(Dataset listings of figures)
-=-=-=-=-
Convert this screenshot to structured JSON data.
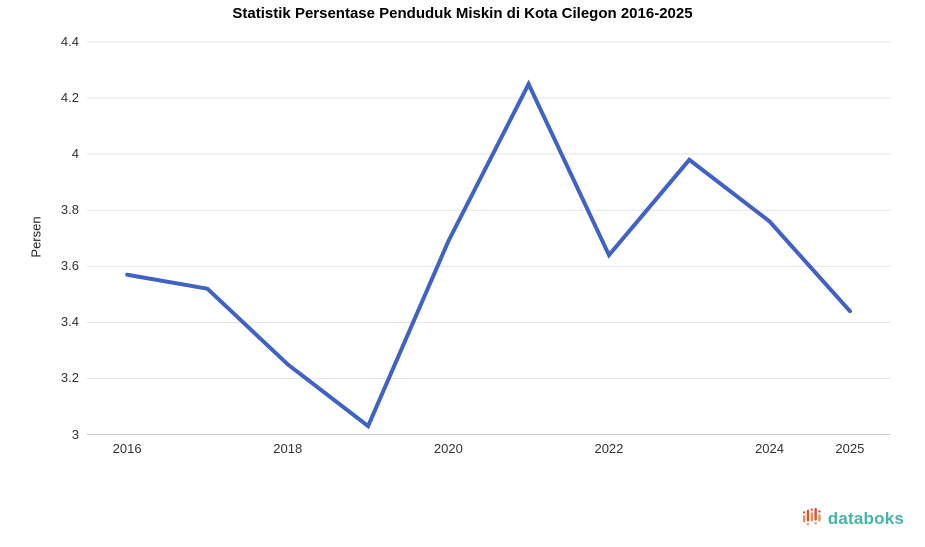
{
  "chart_data": {
    "type": "line",
    "title": "Statistik Persentase Penduduk Miskin di Kota Cilegon 2016-2025",
    "xlabel": "",
    "ylabel": "Persen",
    "x": [
      2016,
      2017,
      2018,
      2019,
      2020,
      2021,
      2022,
      2023,
      2024,
      2025
    ],
    "series": [
      {
        "name": "Persen",
        "values": [
          3.57,
          3.52,
          3.25,
          3.03,
          3.69,
          4.25,
          3.64,
          3.98,
          3.76,
          3.44
        ],
        "color": "#3f62c4"
      }
    ],
    "ylim": [
      3,
      4.4
    ],
    "y_ticks": [
      3,
      3.2,
      3.4,
      3.6,
      3.8,
      4,
      4.2,
      4.4
    ],
    "y_tick_labels": [
      "3",
      "3.2",
      "3.4",
      "3.6",
      "3.8",
      "4",
      "4.2",
      "4.4"
    ],
    "x_tick_years": [
      2016,
      2018,
      2020,
      2022,
      2024,
      2025
    ],
    "x_tick_labels": [
      "2016",
      "2018",
      "2020",
      "2022",
      "2024",
      "2025"
    ],
    "grid": true,
    "legend_position": "none",
    "gridline_color": "#e3e3e3",
    "baseline_color": "#c9c9c9"
  },
  "branding": {
    "logo_text": "databoks",
    "logo_text_color": "#45b4aa",
    "logo_icon": "databoks-bars-icon",
    "icon_color_red": "#e2502b",
    "icon_color_orange": "#ef8f4f"
  }
}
-=-=-=-=-
[TASK INSTRUCTIONS]
Exact duplication of all the records is required; pictures are omitted from the copy.

[SOLUTION TO THIS EXERCISE]
Convert this screenshot to structured JSON data.
{
  "chart_data": {
    "type": "line",
    "title": "Statistik Persentase Penduduk Miskin di Kota Cilegon 2016-2025",
    "xlabel": "",
    "ylabel": "Persen",
    "x": [
      2016,
      2017,
      2018,
      2019,
      2020,
      2021,
      2022,
      2023,
      2024,
      2025
    ],
    "series": [
      {
        "name": "Persen",
        "values": [
          3.57,
          3.52,
          3.25,
          3.03,
          3.69,
          4.25,
          3.64,
          3.98,
          3.76,
          3.44
        ],
        "color": "#3f62c4"
      }
    ],
    "ylim": [
      3,
      4.4
    ],
    "y_ticks": [
      3,
      3.2,
      3.4,
      3.6,
      3.8,
      4,
      4.2,
      4.4
    ],
    "y_tick_labels": [
      "3",
      "3.2",
      "3.4",
      "3.6",
      "3.8",
      "4",
      "4.2",
      "4.4"
    ],
    "x_tick_years": [
      2016,
      2018,
      2020,
      2022,
      2024,
      2025
    ],
    "x_tick_labels": [
      "2016",
      "2018",
      "2020",
      "2022",
      "2024",
      "2025"
    ],
    "grid": true,
    "legend_position": "none",
    "gridline_color": "#e3e3e3",
    "baseline_color": "#c9c9c9"
  },
  "branding": {
    "logo_text": "databoks",
    "logo_text_color": "#45b4aa",
    "logo_icon": "databoks-bars-icon",
    "icon_color_red": "#e2502b",
    "icon_color_orange": "#ef8f4f"
  }
}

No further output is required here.